* Exercise brief: Would you repeat the listing exactly but omit every picture?

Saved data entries
——————————

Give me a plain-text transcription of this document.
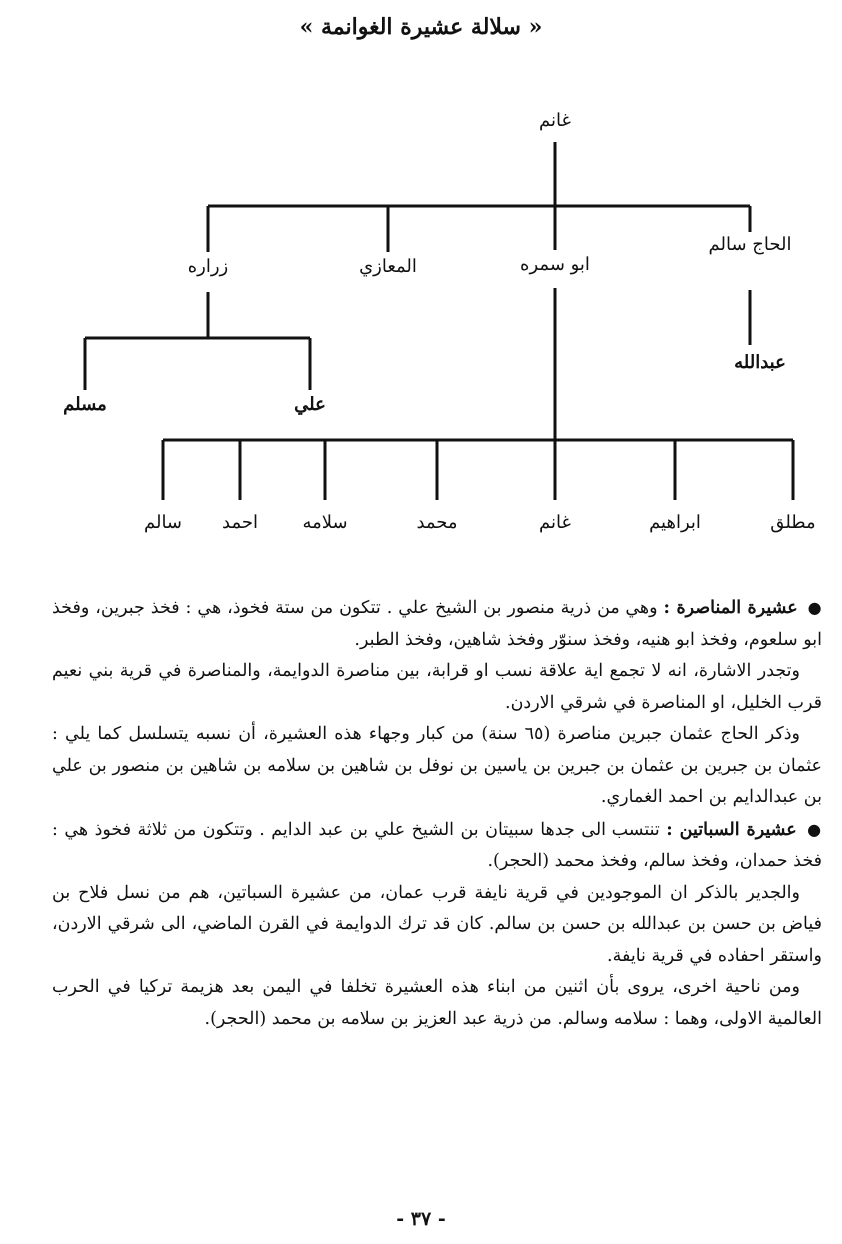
« سلالة عشيرة الغوانمة »
غانم
الحاج سالم
ابو سمره
المعازي
زراره
عبدالله
علي
مسلم
مطلق
ابراهيم
غانم
محمد
سلامه
احمد
سالم

● عشيرة المناصرة : وهي من ذرية منصور بن الشيخ علي . تتكون من ستة فخوذ، هي : فخذ جبرين، وفخذ ابو سلعوم، وفخذ ابو هنيه، وفخذ سنوّر وفخذ شاهين، وفخذ الطبر.

وتجدر الاشارة، انه لا تجمع اية علاقة نسب او قرابة، بين مناصرة الدوايمة، والمناصرة في قرية بني نعيم قرب الخليل، او المناصرة في شرقي الاردن.

وذكر الحاج عثمان جبرين مناصرة (٦٥ سنة) من كبار وجهاء هذه العشيرة، أن نسبه يتسلسل كما يلي : عثمان بن جبرين بن عثمان بن جبرين بن ياسين بن نوفل بن شاهين بن سلامه بن شاهين بن منصور بن علي بن عبدالدايم بن احمد الغماري.

● عشيرة السباتين : تنتسب الى جدها سبيتان بن الشيخ علي بن عبد الدايم . وتتكون من ثلاثة فخوذ هي : فخذ حمدان، وفخذ سالم، وفخذ محمد (الحجر).

والجدير بالذكر ان الموجودين في قرية نايفة قرب عمان، من عشيرة السباتين، هم من نسل فلاح بن فياض بن حسن بن عبدالله بن حسن بن سالم. كان قد ترك الدوايمة في القرن الماضي، الى شرقي الاردن، واستقر احفاده في قرية نايفة.

ومن ناحية اخرى، يروى بأن اثنين من ابناء هذه العشيرة تخلفا في اليمن بعد هزيمة تركيا في الحرب العالمية الاولى، وهما : سلامه وسالم. من ذرية عبد العزيز بن سلامه بن محمد (الحجر).

- ٣٧ -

——————————

* Output:
Give me a plain-text transcription of this document.
« سلالة عشيرة الغوانمة »
غانم
الحاج سالم
ابو سمره
المعازي
زراره
عبدالله
علي
مسلم
مطلق
ابراهيم
غانم
محمد
سلامه
احمد
سالم

● عشيرة المناصرة : وهي من ذرية منصور بن الشيخ علي . تتكون من ستة فخوذ، هي : فخذ جبرين، وفخذ ابو سلعوم، وفخذ ابو هنيه، وفخذ سنوّر وفخذ شاهين، وفخذ الطبر.

وتجدر الاشارة، انه لا تجمع اية علاقة نسب او قرابة، بين مناصرة الدوايمة، والمناصرة في قرية بني نعيم قرب الخليل، او المناصرة في شرقي الاردن.

وذكر الحاج عثمان جبرين مناصرة (٦٥ سنة) من كبار وجهاء هذه العشيرة، أن نسبه يتسلسل كما يلي : عثمان بن جبرين بن عثمان بن جبرين بن ياسين بن نوفل بن شاهين بن سلامه بن شاهين بن منصور بن علي بن عبدالدايم بن احمد الغماري.

● عشيرة السباتين : تنتسب الى جدها سبيتان بن الشيخ علي بن عبد الدايم . وتتكون من ثلاثة فخوذ هي : فخذ حمدان، وفخذ سالم، وفخذ محمد (الحجر).

والجدير بالذكر ان الموجودين في قرية نايفة قرب عمان، من عشيرة السباتين، هم من نسل فلاح بن فياض بن حسن بن عبدالله بن حسن بن سالم. كان قد ترك الدوايمة في القرن الماضي، الى شرقي الاردن، واستقر احفاده في قرية نايفة.

ومن ناحية اخرى، يروى بأن اثنين من ابناء هذه العشيرة تخلفا في اليمن بعد هزيمة تركيا في الحرب العالمية الاولى، وهما : سلامه وسالم. من ذرية عبد العزيز بن سلامه بن محمد (الحجر).

- ٣٧ -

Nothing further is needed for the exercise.